▸ EXERCISE REQUIREMENTS: Where a line of the listing below includes the word "label", reproduce that line.

(Structured figure records)

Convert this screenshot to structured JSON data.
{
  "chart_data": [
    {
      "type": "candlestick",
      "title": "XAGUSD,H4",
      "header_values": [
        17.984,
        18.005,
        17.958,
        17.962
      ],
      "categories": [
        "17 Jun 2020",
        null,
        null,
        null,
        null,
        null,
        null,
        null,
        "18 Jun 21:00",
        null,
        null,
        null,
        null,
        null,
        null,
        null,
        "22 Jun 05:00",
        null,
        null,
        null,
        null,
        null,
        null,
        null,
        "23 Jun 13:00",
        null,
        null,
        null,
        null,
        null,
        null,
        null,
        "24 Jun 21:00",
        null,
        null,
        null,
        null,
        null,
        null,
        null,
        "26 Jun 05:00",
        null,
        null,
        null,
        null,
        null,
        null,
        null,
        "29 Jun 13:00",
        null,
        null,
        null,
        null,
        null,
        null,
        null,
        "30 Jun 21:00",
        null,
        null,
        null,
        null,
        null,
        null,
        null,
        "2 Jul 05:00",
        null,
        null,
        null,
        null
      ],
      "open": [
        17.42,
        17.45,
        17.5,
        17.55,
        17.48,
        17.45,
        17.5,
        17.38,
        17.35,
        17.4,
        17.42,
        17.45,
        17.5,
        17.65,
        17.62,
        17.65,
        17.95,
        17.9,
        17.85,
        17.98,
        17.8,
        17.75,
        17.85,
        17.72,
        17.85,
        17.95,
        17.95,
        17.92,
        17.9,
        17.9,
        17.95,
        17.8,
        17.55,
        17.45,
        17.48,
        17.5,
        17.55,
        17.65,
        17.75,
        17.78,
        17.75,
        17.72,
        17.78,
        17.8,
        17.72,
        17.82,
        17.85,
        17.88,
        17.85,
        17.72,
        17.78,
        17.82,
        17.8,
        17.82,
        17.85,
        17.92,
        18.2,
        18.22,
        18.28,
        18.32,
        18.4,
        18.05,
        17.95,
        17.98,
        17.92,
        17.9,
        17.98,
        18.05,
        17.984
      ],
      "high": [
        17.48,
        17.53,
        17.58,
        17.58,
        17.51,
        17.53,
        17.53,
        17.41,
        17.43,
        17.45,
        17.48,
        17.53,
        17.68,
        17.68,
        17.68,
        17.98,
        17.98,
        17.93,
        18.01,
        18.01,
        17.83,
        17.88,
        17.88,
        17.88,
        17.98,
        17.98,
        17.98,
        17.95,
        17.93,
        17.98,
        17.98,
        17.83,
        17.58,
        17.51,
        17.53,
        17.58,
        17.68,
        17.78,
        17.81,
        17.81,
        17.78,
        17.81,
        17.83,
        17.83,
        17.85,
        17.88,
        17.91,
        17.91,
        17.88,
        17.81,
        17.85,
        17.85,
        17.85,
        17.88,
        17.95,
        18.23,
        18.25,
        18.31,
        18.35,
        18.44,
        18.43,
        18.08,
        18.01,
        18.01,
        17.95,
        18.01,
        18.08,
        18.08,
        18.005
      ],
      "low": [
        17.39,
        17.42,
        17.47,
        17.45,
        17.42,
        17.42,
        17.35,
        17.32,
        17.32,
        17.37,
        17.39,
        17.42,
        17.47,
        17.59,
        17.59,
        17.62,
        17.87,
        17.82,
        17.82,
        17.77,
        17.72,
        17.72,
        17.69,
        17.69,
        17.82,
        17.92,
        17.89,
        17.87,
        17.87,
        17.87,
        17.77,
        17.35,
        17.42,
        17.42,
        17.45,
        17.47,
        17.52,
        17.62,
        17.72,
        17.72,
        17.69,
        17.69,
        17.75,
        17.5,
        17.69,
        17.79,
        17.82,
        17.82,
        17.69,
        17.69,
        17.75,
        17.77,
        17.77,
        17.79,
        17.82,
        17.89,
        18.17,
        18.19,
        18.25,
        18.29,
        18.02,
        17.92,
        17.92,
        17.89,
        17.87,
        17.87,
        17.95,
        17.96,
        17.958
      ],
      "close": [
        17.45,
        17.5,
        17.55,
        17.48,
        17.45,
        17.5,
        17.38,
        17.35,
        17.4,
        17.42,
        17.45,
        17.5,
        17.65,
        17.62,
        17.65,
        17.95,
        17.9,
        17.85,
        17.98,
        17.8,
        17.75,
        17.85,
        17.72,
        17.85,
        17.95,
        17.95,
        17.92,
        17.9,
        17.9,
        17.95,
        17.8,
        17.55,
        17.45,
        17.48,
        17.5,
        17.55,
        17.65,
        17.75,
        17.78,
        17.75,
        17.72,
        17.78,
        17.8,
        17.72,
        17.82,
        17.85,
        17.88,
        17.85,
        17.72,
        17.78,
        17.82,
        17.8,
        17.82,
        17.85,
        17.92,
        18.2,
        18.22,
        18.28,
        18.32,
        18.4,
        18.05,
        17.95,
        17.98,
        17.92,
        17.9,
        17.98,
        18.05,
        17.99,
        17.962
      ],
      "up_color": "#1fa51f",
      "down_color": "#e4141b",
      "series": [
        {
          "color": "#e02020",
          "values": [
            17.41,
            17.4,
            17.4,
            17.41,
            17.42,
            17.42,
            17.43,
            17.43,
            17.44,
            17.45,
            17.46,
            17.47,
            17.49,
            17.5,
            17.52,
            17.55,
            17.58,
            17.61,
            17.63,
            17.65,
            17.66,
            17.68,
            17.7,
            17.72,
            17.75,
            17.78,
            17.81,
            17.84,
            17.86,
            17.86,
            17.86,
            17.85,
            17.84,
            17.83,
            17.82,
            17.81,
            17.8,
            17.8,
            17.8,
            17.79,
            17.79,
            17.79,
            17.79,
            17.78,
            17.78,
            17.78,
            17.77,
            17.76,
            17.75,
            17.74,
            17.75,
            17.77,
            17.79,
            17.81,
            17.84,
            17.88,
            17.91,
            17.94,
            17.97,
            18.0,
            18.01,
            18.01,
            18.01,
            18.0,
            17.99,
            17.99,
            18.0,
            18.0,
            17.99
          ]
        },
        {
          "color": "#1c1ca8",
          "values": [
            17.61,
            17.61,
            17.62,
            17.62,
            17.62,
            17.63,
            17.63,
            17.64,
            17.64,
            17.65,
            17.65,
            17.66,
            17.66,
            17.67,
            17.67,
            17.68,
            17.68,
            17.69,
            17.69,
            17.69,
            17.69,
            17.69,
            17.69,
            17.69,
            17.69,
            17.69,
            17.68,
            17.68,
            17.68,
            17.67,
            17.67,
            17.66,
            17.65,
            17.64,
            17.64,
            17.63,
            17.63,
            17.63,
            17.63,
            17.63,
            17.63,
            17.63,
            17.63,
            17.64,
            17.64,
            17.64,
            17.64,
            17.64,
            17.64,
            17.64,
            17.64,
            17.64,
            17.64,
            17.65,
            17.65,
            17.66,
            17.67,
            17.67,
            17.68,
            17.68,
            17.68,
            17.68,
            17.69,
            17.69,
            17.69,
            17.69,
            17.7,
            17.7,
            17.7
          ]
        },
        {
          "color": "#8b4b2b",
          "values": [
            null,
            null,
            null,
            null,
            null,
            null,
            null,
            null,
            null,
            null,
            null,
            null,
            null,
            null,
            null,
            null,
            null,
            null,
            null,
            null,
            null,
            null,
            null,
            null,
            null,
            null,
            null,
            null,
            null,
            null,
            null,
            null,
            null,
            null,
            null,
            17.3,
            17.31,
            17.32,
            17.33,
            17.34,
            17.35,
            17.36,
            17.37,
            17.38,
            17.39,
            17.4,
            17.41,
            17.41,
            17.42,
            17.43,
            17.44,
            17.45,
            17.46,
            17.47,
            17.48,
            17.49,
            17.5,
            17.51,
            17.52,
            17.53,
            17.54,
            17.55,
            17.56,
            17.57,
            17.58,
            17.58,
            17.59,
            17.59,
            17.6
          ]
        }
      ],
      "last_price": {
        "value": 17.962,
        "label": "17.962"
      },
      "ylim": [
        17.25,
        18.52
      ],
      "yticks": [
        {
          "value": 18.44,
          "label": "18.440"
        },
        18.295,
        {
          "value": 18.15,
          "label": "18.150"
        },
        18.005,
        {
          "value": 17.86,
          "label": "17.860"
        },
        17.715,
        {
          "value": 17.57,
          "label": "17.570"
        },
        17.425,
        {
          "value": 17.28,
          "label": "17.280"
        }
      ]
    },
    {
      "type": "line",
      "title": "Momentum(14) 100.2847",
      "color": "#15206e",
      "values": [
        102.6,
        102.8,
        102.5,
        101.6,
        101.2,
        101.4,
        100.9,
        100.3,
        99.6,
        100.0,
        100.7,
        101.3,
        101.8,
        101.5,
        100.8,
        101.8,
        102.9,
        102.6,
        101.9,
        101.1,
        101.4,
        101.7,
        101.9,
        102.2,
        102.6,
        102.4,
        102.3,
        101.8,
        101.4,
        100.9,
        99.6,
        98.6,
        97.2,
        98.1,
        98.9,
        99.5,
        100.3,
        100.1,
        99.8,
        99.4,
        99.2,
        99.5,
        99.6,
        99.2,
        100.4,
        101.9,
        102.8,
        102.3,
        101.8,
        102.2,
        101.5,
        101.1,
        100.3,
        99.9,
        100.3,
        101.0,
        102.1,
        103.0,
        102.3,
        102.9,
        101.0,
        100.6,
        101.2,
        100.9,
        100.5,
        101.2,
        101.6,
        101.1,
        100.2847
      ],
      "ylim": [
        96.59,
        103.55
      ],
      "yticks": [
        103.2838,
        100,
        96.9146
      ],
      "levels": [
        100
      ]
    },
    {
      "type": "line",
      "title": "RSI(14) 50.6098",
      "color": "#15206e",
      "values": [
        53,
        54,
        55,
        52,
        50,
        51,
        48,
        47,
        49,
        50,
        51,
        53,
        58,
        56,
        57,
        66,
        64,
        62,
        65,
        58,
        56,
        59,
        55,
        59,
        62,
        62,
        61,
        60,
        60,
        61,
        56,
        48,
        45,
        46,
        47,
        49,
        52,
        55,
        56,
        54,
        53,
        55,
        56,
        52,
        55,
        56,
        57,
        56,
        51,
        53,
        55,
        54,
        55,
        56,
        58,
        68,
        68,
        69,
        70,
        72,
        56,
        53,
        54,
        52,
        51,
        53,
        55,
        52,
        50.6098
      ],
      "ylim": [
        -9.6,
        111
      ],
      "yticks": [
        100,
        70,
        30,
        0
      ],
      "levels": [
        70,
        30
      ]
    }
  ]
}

▸ TASK RESULT:
        "label": "17.962"
          "label": "18.440"
          "label": "18.150"
          "label": "17.860"
          "label": "17.570"
          "label": "17.280"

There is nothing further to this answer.